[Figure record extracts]
-- Start --

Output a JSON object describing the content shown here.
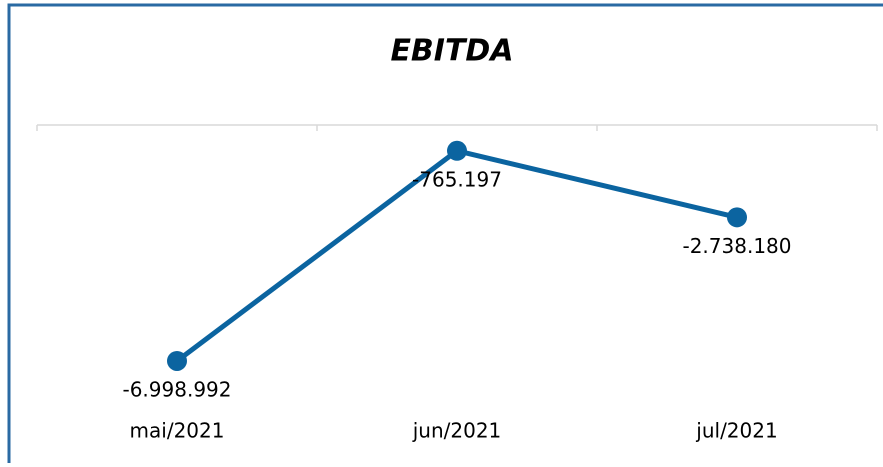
{
  "chart_data": {
    "type": "line",
    "title": "EBITDA",
    "categories": [
      "mai/2021",
      "jun/2021",
      "jul/2021"
    ],
    "series": [
      {
        "name": "EBITDA",
        "color": "#0b64a0",
        "values": [
          -6998992,
          -765197,
          -2738180
        ],
        "value_labels": [
          "-6.998.992",
          "-765.197",
          "-2.738.180"
        ]
      }
    ],
    "ylim": [
      -7000000,
      0
    ]
  }
}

-- End --

Exercise details >> Transcribe all the data word for word; the images stay out.

Reply >>
Output a JSON object describing the content shown here.
{
  "chart_data": {
    "type": "line",
    "title": "EBITDA",
    "categories": [
      "mai/2021",
      "jun/2021",
      "jul/2021"
    ],
    "series": [
      {
        "name": "EBITDA",
        "color": "#0b64a0",
        "values": [
          -6998992,
          -765197,
          -2738180
        ],
        "value_labels": [
          "-6.998.992",
          "-765.197",
          "-2.738.180"
        ]
      }
    ],
    "ylim": [
      -7000000,
      0
    ]
  }
}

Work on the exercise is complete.